Exercise prompt. Go through the listing and return every line with "Misdemeanor" in it.

[Recorded data]
⁂
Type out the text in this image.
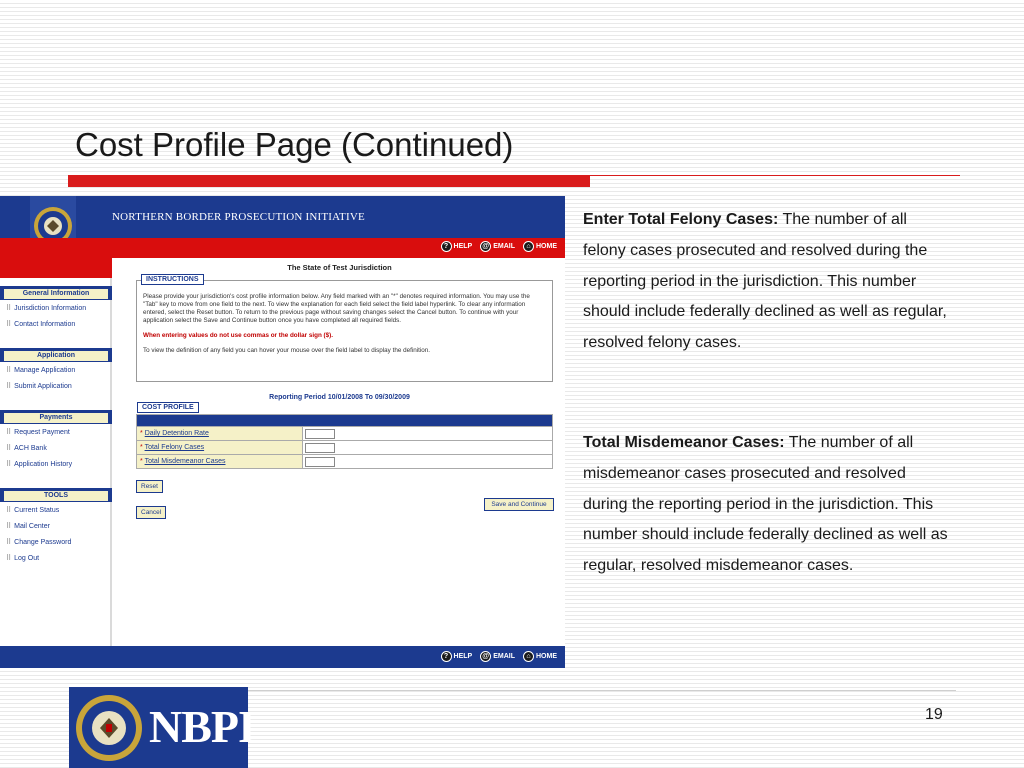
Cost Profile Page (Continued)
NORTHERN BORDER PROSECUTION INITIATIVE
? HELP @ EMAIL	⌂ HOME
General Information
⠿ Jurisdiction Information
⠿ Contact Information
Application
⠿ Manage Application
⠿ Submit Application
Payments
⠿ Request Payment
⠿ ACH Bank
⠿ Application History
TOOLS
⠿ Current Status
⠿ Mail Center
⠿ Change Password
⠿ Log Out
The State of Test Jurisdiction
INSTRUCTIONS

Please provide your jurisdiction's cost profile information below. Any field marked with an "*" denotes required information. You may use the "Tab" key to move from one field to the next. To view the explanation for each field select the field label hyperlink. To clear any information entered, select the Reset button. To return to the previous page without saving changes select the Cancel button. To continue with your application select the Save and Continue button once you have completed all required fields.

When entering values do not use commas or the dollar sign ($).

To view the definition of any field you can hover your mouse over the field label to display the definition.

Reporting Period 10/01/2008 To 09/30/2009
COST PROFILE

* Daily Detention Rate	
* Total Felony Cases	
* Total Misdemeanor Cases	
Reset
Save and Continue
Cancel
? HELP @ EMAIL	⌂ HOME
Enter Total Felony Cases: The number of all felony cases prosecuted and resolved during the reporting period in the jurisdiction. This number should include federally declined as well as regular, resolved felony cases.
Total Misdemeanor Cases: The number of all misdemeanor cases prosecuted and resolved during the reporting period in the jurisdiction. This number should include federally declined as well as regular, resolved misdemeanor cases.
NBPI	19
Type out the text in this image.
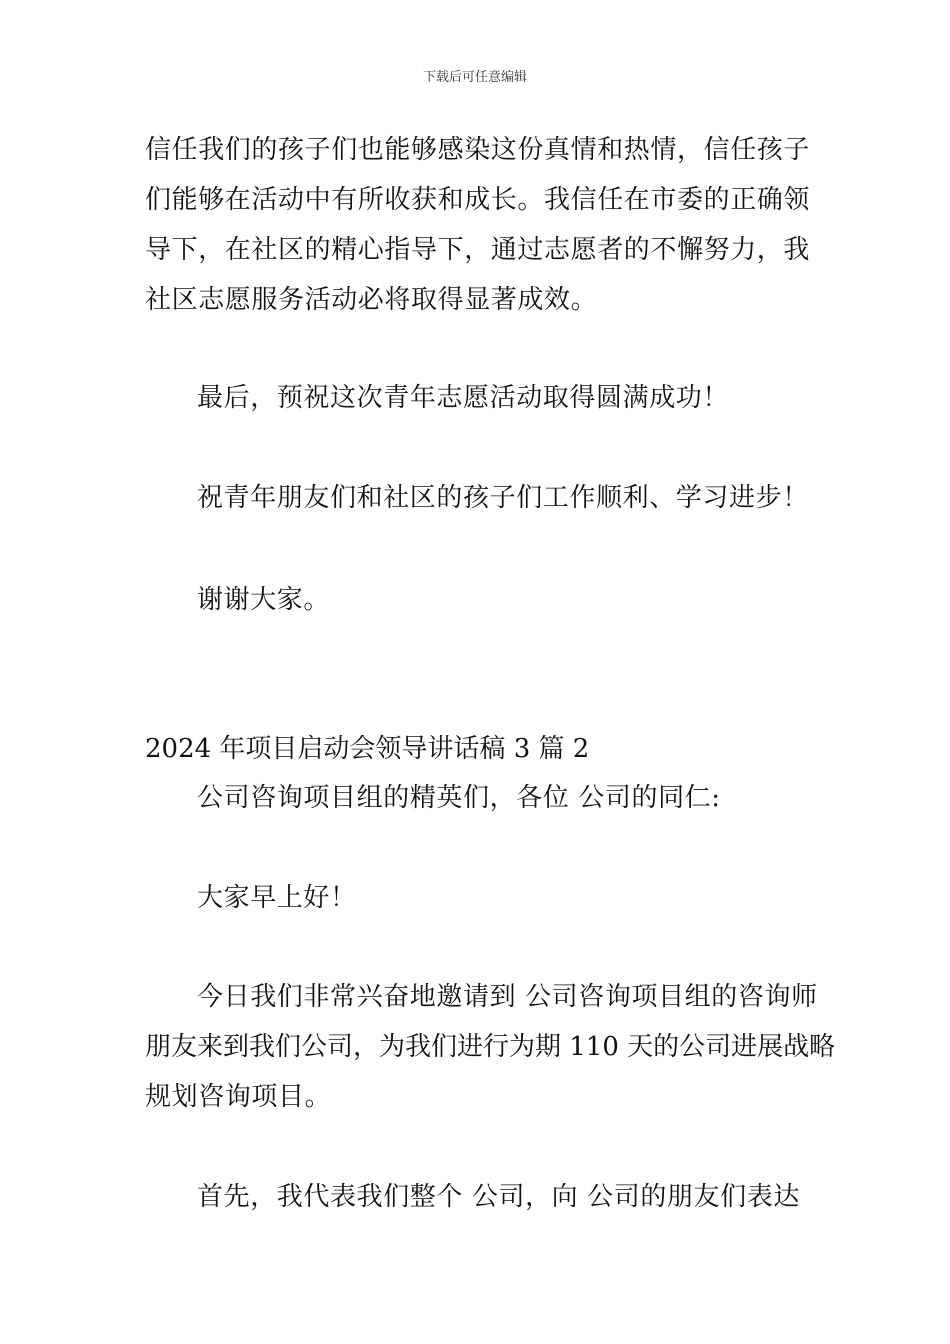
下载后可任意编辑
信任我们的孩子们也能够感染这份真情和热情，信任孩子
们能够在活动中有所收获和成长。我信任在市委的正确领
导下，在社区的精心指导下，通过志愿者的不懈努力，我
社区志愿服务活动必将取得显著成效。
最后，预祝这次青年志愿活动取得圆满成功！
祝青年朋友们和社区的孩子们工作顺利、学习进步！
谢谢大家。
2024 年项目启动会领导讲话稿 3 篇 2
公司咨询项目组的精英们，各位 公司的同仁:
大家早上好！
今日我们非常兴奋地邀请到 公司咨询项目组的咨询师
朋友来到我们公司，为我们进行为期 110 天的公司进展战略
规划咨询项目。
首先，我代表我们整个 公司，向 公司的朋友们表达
⁂
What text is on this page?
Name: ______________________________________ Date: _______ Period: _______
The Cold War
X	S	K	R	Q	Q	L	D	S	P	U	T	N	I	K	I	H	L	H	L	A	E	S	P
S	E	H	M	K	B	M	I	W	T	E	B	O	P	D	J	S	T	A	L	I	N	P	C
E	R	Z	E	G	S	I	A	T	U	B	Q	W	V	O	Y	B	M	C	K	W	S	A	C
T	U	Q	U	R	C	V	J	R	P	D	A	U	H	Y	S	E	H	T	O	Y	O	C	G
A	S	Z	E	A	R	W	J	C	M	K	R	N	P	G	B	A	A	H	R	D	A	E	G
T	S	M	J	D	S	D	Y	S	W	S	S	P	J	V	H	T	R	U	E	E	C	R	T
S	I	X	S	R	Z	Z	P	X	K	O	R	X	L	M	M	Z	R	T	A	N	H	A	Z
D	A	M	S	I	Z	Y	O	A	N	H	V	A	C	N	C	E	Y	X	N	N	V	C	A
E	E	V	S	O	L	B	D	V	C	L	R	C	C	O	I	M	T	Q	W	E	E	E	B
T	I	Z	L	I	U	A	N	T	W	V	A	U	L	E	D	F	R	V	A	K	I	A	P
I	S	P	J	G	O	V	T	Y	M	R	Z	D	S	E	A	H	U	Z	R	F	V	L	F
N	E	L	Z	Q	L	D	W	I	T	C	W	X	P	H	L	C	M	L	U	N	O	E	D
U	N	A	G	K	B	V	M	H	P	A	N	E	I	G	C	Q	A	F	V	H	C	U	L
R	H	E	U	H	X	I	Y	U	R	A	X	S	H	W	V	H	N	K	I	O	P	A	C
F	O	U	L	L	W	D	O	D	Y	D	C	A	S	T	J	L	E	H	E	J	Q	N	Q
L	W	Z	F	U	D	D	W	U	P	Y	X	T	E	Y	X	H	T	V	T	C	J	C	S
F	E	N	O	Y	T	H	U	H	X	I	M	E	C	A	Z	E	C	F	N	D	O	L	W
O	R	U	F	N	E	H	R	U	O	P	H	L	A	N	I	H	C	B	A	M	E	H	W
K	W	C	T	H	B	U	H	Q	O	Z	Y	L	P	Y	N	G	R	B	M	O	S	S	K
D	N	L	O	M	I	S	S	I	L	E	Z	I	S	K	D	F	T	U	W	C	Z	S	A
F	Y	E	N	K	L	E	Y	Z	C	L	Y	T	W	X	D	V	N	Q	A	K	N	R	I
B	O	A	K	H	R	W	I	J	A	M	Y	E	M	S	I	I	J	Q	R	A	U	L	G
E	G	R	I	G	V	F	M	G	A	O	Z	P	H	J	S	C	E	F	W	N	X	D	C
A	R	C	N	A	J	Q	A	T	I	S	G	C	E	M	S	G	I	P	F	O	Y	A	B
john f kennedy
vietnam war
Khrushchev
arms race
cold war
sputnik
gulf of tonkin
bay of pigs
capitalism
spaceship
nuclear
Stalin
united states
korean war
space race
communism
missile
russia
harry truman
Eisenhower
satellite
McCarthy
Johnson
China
⁂
Answer to this exercise.
* Total Misdemeanor Cases	
Total Misdemeanor Cases: The number of all misdemeanor cases prosecuted and resolved during the reporting period in the jurisdiction. This number should include federally declined as well as regular, resolved misdemeanor cases.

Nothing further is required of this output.